# TASK BRIEF:
Give the data a second time, exactly and in full.

>> begin STORED RECORDS

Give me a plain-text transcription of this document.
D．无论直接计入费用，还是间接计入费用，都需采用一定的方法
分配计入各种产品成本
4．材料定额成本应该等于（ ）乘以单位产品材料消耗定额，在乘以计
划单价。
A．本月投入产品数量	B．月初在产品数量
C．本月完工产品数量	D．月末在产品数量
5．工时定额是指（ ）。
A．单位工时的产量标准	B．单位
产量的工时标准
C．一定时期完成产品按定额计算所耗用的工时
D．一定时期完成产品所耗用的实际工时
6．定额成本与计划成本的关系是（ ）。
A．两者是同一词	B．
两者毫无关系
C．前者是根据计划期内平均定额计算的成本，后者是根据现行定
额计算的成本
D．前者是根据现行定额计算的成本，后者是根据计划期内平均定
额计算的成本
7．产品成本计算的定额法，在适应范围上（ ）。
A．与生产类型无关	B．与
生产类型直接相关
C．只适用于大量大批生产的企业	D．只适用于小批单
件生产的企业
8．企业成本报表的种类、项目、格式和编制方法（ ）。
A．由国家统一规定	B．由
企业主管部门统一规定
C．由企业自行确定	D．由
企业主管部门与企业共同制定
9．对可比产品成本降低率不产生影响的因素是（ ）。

>> end STORED RECORDS

# FULL OUTPUT:
Give me a plain-text transcription of this document.
D．无论直接计入费用，还是间接计入费用，都需采用一定的方法
分配计入各种产品成本
4．材料定额成本应该等于（ ）乘以单位产品材料消耗定额，在乘以计
划单价。
A．本月投入产品数量	B．月初在产品数量
C．本月完工产品数量	D．月末在产品数量
5．工时定额是指（ ）。
A．单位工时的产量标准	B．单位
产量的工时标准
C．一定时期完成产品按定额计算所耗用的工时
D．一定时期完成产品所耗用的实际工时
6．定额成本与计划成本的关系是（ ）。
A．两者是同一词	B．
两者毫无关系
C．前者是根据计划期内平均定额计算的成本，后者是根据现行定
额计算的成本
D．前者是根据现行定额计算的成本，后者是根据计划期内平均定
额计算的成本
7．产品成本计算的定额法，在适应范围上（ ）。
A．与生产类型无关	B．与
生产类型直接相关
C．只适用于大量大批生产的企业	D．只适用于小批单
件生产的企业
8．企业成本报表的种类、项目、格式和编制方法（ ）。
A．由国家统一规定	B．由
企业主管部门统一规定
C．由企业自行确定	D．由
企业主管部门与企业共同制定
9．对可比产品成本降低率不产生影响的因素是（ ）。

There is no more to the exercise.